(Excerpts from a figure dataset)
★ ★ ★ ★
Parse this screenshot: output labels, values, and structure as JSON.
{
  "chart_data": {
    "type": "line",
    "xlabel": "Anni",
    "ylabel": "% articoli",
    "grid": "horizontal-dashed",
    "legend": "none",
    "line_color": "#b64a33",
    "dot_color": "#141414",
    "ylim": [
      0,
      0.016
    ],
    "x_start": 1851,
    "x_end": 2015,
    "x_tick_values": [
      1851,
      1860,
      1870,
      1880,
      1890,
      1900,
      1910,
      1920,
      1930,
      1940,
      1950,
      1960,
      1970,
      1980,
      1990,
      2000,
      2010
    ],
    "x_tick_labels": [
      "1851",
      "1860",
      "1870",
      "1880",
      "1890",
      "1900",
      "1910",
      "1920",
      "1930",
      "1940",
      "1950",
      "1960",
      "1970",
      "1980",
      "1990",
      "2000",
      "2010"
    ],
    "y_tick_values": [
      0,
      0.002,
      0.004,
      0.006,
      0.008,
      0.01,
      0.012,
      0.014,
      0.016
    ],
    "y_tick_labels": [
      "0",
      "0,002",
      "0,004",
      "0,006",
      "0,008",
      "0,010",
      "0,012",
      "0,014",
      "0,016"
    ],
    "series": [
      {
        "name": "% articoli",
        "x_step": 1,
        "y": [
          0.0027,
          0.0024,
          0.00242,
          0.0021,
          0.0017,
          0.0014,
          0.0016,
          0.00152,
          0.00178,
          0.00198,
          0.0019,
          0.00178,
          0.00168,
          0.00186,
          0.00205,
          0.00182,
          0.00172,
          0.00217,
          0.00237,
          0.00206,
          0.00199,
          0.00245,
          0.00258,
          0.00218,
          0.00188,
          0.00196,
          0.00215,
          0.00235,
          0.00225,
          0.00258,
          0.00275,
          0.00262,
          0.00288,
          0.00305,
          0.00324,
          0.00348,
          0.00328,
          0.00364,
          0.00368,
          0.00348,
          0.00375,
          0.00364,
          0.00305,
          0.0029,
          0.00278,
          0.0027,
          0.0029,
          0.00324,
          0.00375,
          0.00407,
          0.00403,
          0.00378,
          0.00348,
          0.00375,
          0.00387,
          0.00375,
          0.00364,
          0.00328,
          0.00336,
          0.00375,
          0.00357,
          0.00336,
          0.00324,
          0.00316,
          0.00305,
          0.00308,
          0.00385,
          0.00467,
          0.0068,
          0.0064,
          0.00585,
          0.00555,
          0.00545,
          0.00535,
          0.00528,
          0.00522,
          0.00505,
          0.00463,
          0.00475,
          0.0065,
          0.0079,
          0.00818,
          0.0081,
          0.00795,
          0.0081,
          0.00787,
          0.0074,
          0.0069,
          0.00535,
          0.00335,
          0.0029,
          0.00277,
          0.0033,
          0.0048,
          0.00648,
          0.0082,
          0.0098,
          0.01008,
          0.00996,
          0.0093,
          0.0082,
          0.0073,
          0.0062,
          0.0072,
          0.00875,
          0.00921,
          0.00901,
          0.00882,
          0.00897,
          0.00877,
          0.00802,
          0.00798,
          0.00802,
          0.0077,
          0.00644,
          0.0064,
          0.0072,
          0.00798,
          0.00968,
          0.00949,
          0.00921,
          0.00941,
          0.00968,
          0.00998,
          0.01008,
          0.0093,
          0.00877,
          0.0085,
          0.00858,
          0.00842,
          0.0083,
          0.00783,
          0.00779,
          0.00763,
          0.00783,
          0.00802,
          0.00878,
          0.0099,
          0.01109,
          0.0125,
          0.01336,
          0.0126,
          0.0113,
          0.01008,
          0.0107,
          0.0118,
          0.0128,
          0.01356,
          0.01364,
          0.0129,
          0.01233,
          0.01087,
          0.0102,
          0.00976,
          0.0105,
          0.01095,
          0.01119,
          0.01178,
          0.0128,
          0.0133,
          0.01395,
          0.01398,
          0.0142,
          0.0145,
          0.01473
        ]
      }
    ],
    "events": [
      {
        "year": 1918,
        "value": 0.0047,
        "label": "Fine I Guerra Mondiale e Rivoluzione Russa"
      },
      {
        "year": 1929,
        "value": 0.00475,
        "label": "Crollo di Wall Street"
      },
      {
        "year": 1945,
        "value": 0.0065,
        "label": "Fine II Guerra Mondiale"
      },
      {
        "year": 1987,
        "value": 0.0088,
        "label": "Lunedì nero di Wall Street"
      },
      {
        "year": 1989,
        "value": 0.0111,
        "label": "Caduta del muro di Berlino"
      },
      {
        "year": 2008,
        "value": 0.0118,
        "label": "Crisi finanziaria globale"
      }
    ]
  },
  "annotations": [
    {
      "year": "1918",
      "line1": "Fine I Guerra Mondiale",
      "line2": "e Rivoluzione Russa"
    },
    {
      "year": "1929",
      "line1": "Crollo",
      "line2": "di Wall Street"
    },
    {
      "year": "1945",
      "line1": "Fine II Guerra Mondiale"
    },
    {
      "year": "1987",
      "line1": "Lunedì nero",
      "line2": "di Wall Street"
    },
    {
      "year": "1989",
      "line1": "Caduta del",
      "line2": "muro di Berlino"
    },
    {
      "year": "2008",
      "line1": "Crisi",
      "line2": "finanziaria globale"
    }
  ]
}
★ ★ ★ ★
Directions » From the records above, extract every entry verbatim.

Solution to this exercise »
Parse this screenshot: output labels, values, and structure as JSON.
{
  "chart_data": {
    "type": "line",
    "xlabel": "Anni",
    "ylabel": "% articoli",
    "grid": "horizontal-dashed",
    "legend": "none",
    "line_color": "#b64a33",
    "dot_color": "#141414",
    "ylim": [
      0,
      0.016
    ],
    "x_start": 1851,
    "x_end": 2015,
    "x_tick_values": [
      1851,
      1860,
      1870,
      1880,
      1890,
      1900,
      1910,
      1920,
      1930,
      1940,
      1950,
      1960,
      1970,
      1980,
      1990,
      2000,
      2010
    ],
    "x_tick_labels": [
      "1851",
      "1860",
      "1870",
      "1880",
      "1890",
      "1900",
      "1910",
      "1920",
      "1930",
      "1940",
      "1950",
      "1960",
      "1970",
      "1980",
      "1990",
      "2000",
      "2010"
    ],
    "y_tick_values": [
      0,
      0.002,
      0.004,
      0.006,
      0.008,
      0.01,
      0.012,
      0.014,
      0.016
    ],
    "y_tick_labels": [
      "0",
      "0,002",
      "0,004",
      "0,006",
      "0,008",
      "0,010",
      "0,012",
      "0,014",
      "0,016"
    ],
    "series": [
      {
        "name": "% articoli",
        "x_step": 1,
        "y": [
          0.0027,
          0.0024,
          0.00242,
          0.0021,
          0.0017,
          0.0014,
          0.0016,
          0.00152,
          0.00178,
          0.00198,
          0.0019,
          0.00178,
          0.00168,
          0.00186,
          0.00205,
          0.00182,
          0.00172,
          0.00217,
          0.00237,
          0.00206,
          0.00199,
          0.00245,
          0.00258,
          0.00218,
          0.00188,
          0.00196,
          0.00215,
          0.00235,
          0.00225,
          0.00258,
          0.00275,
          0.00262,
          0.00288,
          0.00305,
          0.00324,
          0.00348,
          0.00328,
          0.00364,
          0.00368,
          0.00348,
          0.00375,
          0.00364,
          0.00305,
          0.0029,
          0.00278,
          0.0027,
          0.0029,
          0.00324,
          0.00375,
          0.00407,
          0.00403,
          0.00378,
          0.00348,
          0.00375,
          0.00387,
          0.00375,
          0.00364,
          0.00328,
          0.00336,
          0.00375,
          0.00357,
          0.00336,
          0.00324,
          0.00316,
          0.00305,
          0.00308,
          0.00385,
          0.00467,
          0.0068,
          0.0064,
          0.00585,
          0.00555,
          0.00545,
          0.00535,
          0.00528,
          0.00522,
          0.00505,
          0.00463,
          0.00475,
          0.0065,
          0.0079,
          0.00818,
          0.0081,
          0.00795,
          0.0081,
          0.00787,
          0.0074,
          0.0069,
          0.00535,
          0.00335,
          0.0029,
          0.00277,
          0.0033,
          0.0048,
          0.00648,
          0.0082,
          0.0098,
          0.01008,
          0.00996,
          0.0093,
          0.0082,
          0.0073,
          0.0062,
          0.0072,
          0.00875,
          0.00921,
          0.00901,
          0.00882,
          0.00897,
          0.00877,
          0.00802,
          0.00798,
          0.00802,
          0.0077,
          0.00644,
          0.0064,
          0.0072,
          0.00798,
          0.00968,
          0.00949,
          0.00921,
          0.00941,
          0.00968,
          0.00998,
          0.01008,
          0.0093,
          0.00877,
          0.0085,
          0.00858,
          0.00842,
          0.0083,
          0.00783,
          0.00779,
          0.00763,
          0.00783,
          0.00802,
          0.00878,
          0.0099,
          0.01109,
          0.0125,
          0.01336,
          0.0126,
          0.0113,
          0.01008,
          0.0107,
          0.0118,
          0.0128,
          0.01356,
          0.01364,
          0.0129,
          0.01233,
          0.01087,
          0.0102,
          0.00976,
          0.0105,
          0.01095,
          0.01119,
          0.01178,
          0.0128,
          0.0133,
          0.01395,
          0.01398,
          0.0142,
          0.0145,
          0.01473
        ]
      }
    ],
    "events": [
      {
        "year": 1918,
        "value": 0.0047,
        "label": "Fine I Guerra Mondiale e Rivoluzione Russa"
      },
      {
        "year": 1929,
        "value": 0.00475,
        "label": "Crollo di Wall Street"
      },
      {
        "year": 1945,
        "value": 0.0065,
        "label": "Fine II Guerra Mondiale"
      },
      {
        "year": 1987,
        "value": 0.0088,
        "label": "Lunedì nero di Wall Street"
      },
      {
        "year": 1989,
        "value": 0.0111,
        "label": "Caduta del muro di Berlino"
      },
      {
        "year": 2008,
        "value": 0.0118,
        "label": "Crisi finanziaria globale"
      }
    ]
  },
  "annotations": [
    {
      "year": "1918",
      "line1": "Fine I Guerra Mondiale",
      "line2": "e Rivoluzione Russa"
    },
    {
      "year": "1929",
      "line1": "Crollo",
      "line2": "di Wall Street"
    },
    {
      "year": "1945",
      "line1": "Fine II Guerra Mondiale"
    },
    {
      "year": "1987",
      "line1": "Lunedì nero",
      "line2": "di Wall Street"
    },
    {
      "year": "1989",
      "line1": "Caduta del",
      "line2": "muro di Berlino"
    },
    {
      "year": "2008",
      "line1": "Crisi",
      "line2": "finanziaria globale"
    }
  ]
}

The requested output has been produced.